(Extracted records)

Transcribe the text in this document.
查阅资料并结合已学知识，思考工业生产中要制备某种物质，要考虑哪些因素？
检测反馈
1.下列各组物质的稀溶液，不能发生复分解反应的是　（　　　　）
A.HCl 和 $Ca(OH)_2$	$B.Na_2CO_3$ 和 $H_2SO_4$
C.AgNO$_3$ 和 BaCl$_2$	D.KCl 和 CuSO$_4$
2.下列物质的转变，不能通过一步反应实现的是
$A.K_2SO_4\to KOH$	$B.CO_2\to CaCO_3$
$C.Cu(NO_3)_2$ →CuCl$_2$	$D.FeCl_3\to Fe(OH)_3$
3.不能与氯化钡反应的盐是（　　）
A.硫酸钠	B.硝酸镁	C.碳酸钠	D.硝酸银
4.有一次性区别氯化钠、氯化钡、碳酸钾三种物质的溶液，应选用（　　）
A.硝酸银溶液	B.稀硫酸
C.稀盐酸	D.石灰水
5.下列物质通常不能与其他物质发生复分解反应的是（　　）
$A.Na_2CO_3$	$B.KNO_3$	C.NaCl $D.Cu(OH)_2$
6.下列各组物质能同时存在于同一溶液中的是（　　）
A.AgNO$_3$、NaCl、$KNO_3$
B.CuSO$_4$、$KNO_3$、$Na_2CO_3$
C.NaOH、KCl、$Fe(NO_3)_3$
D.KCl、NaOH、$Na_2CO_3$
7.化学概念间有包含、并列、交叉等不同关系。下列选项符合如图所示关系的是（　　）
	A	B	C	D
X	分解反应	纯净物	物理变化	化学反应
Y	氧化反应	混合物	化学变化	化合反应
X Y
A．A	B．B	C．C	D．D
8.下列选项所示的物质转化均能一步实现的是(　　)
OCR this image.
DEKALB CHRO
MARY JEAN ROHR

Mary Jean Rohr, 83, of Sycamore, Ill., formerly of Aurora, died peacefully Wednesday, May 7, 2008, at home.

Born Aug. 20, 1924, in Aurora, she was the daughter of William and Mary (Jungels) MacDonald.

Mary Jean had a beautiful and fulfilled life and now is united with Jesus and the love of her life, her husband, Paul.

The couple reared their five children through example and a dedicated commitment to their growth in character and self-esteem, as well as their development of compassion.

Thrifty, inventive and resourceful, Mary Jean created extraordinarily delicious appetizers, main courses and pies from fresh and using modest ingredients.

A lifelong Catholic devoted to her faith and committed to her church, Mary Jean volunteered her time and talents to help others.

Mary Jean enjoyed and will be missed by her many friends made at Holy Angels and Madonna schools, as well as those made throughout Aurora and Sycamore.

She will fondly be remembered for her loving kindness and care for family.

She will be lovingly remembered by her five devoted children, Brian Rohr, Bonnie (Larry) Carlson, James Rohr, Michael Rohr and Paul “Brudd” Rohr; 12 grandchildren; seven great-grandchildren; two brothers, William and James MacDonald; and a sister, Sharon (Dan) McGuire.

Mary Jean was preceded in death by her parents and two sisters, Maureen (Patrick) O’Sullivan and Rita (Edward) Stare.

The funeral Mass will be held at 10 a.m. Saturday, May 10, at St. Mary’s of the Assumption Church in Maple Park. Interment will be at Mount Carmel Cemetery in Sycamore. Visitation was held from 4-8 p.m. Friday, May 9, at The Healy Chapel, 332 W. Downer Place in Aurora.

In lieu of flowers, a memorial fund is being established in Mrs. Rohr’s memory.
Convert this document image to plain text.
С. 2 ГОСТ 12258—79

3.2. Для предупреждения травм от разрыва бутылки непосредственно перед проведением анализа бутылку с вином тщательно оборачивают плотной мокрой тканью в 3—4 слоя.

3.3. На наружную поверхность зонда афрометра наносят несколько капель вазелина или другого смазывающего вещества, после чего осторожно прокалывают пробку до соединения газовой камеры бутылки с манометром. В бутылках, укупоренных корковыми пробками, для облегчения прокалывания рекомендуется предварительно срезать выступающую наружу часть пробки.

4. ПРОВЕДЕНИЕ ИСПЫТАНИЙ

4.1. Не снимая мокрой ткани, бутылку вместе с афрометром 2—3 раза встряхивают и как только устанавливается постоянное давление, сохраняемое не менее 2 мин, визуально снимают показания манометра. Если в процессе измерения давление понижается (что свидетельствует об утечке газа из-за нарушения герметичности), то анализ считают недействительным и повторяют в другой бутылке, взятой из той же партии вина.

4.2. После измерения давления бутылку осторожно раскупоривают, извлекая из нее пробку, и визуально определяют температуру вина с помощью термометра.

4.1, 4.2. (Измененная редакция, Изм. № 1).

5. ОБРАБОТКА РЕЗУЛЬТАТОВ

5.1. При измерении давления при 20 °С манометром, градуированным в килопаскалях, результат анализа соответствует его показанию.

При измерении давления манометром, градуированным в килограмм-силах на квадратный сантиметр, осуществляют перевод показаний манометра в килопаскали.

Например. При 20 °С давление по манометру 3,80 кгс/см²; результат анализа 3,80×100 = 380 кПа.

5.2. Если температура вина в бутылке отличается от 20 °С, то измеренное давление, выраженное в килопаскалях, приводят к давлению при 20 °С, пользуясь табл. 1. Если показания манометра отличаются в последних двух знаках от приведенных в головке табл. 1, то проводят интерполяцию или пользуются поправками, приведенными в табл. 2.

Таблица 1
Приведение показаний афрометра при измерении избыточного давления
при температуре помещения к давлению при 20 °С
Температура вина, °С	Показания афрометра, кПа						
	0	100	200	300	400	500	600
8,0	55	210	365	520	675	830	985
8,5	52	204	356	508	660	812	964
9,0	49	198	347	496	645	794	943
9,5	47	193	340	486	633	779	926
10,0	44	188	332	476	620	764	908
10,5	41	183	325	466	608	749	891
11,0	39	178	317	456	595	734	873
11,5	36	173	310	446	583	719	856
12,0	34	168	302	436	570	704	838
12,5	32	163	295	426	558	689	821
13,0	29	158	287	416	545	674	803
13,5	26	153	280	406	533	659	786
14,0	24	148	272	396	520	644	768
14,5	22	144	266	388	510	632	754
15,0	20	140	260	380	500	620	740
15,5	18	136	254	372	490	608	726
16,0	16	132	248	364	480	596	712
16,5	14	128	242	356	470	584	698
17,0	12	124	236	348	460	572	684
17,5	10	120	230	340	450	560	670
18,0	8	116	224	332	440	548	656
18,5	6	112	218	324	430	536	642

» **DIRECTIONS**
Filter the records above and return every line that holds the word "from".

» **WRITTEN ANSWER**
Thrifty, inventive and resourceful, Mary Jean created extraordinarily delicious appetizers, main courses and pies from fresh and using modest ingredients.
The funeral Mass will be held at 10 a.m. Saturday, May 10, at St. Mary’s of the Assumption Church in Maple Park. Interment will be at Mount Carmel Cemetery in Sycamore. Visitation was held from 4-8 p.m. Friday, May 9, at The Healy Chapel, 332 W. Downer Place in Aurora.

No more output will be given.